▸ **Recorded data**
——————————
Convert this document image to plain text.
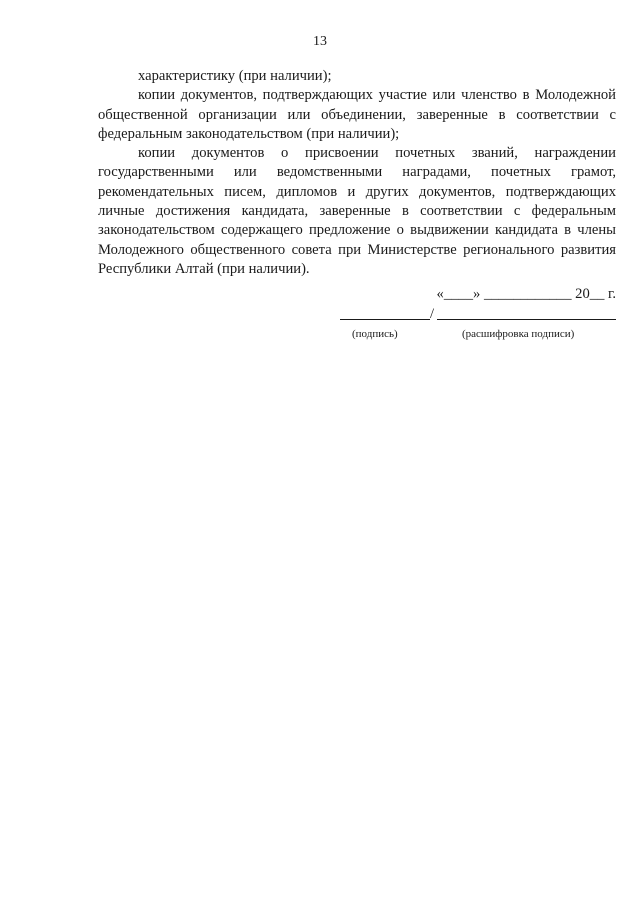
13

характеристику (при наличии);

копии документов, подтверждающих участие или членство в Молодежной общественной организации или объединении, заверенные в соответствии с федеральным законодательством (при наличии);

копии документов о присвоении почетных званий, награждении государственными или ведомственными наградами, почетных грамот, рекомендательных писем, дипломов и других документов, подтверждающих личные достижения кандидата, заверенные в соответствии с федеральным законодательством содержащего предложение о выдвижении кандидата в члены Молодежного общественного совета при Министерстве регионального развития Республики Алтай (при наличии).

«____» ____________ 20__ г.
/
(подпись)	(расшифровка подписи)
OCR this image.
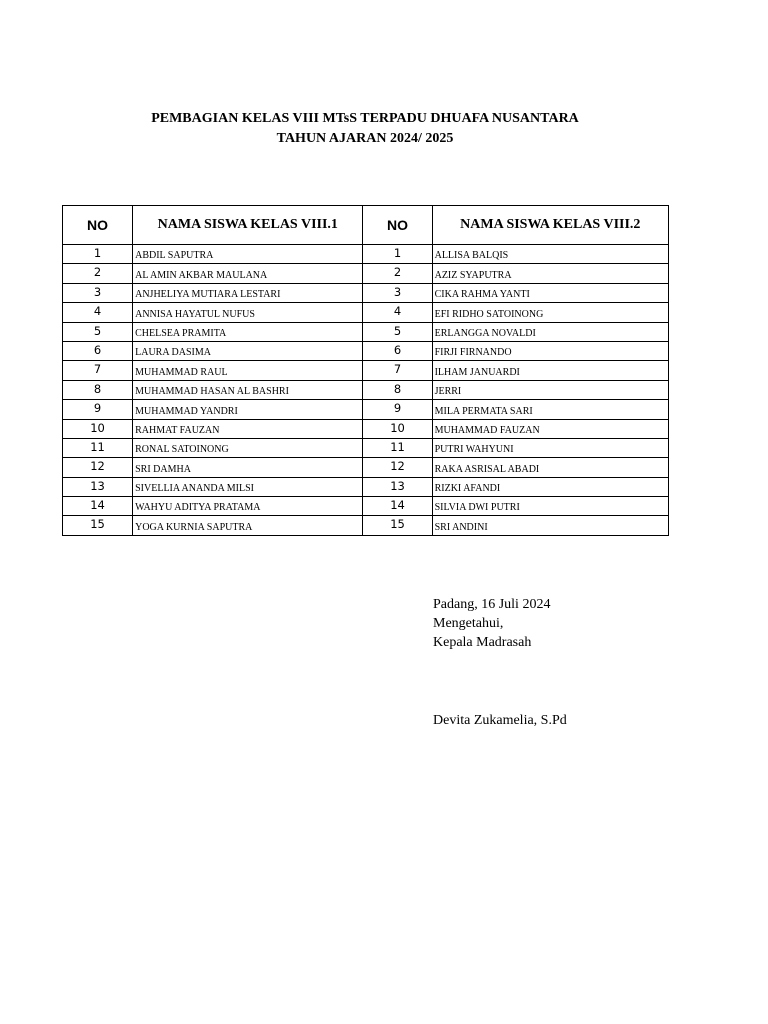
PEMBAGIAN KELAS VIII MTsS TERPADU DHUAFA NUSANTARA
TAHUN AJARAN 2024/ 2025
NO	NAMA SISWA KELAS VIII.1	NO	NAMA SISWA KELAS VIII.2
1	ABDIL SAPUTRA	1	ALLISA BALQIS
2	AL AMIN AKBAR MAULANA	2	AZIZ SYAPUTRA
3	ANJHELIYA MUTIARA LESTARI	3	CIKA RAHMA YANTI
4	ANNISA HAYATUL NUFUS	4	EFI RIDHO SATOINONG
5	CHELSEA PRAMITA	5	ERLANGGA NOVALDI
6	LAURA DASIMA	6	FIRJI FIRNANDO
7	MUHAMMAD RAUL	7	ILHAM JANUARDI
8	MUHAMMAD HASAN AL BASHRI	8	JERRI
9	MUHAMMAD YANDRI	9	MILA PERMATA SARI
10	RAHMAT FAUZAN	10	MUHAMMAD FAUZAN
11	RONAL SATOINONG	11	PUTRI WAHYUNI
12	SRI DAMHA	12	RAKA ASRISAL ABADI
13	SIVELLIA ANANDA MILSI	13	RIZKI AFANDI
14	WAHYU ADITYA PRATAMA	14	SILVIA DWI PUTRI
15	YOGA KURNIA SAPUTRA	15	SRI ANDINI
Padang, 16 Juli 2024
Mengetahui,
Kepala Madrasah
Devita Zukamelia, S.Pd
——————————
▸ **Description of the task**
Copy all the records above exactly, but leave out the pictures.

▸ **Task output**
Convert this document image to plain text.
13

характеристику (при наличии);

копии документов, подтверждающих участие или членство в Молодежной общественной организации или объединении, заверенные в соответствии с федеральным законодательством (при наличии);

копии документов о присвоении почетных званий, награждении государственными или ведомственными наградами, почетных грамот, рекомендательных писем, дипломов и других документов, подтверждающих личные достижения кандидата, заверенные в соответствии с федеральным законодательством содержащего предложение о выдвижении кандидата в члены Молодежного общественного совета при Министерстве регионального развития Республики Алтай (при наличии).

«____» ____________ 20__ г.
/
(подпись)	(расшифровка подписи)
OCR this image.
PEMBAGIAN KELAS VIII MTsS TERPADU DHUAFA NUSANTARA
TAHUN AJARAN 2024/ 2025
NO	NAMA SISWA KELAS VIII.1	NO	NAMA SISWA KELAS VIII.2
1	ABDIL SAPUTRA	1	ALLISA BALQIS
2	AL AMIN AKBAR MAULANA	2	AZIZ SYAPUTRA
3	ANJHELIYA MUTIARA LESTARI	3	CIKA RAHMA YANTI
4	ANNISA HAYATUL NUFUS	4	EFI RIDHO SATOINONG
5	CHELSEA PRAMITA	5	ERLANGGA NOVALDI
6	LAURA DASIMA	6	FIRJI FIRNANDO
7	MUHAMMAD RAUL	7	ILHAM JANUARDI
8	MUHAMMAD HASAN AL BASHRI	8	JERRI
9	MUHAMMAD YANDRI	9	MILA PERMATA SARI
10	RAHMAT FAUZAN	10	MUHAMMAD FAUZAN
11	RONAL SATOINONG	11	PUTRI WAHYUNI
12	SRI DAMHA	12	RAKA ASRISAL ABADI
13	SIVELLIA ANANDA MILSI	13	RIZKI AFANDI
14	WAHYU ADITYA PRATAMA	14	SILVIA DWI PUTRI
15	YOGA KURNIA SAPUTRA	15	SRI ANDINI
Padang, 16 Juli 2024
Mengetahui,
Kepala Madrasah
Devita Zukamelia, S.Pd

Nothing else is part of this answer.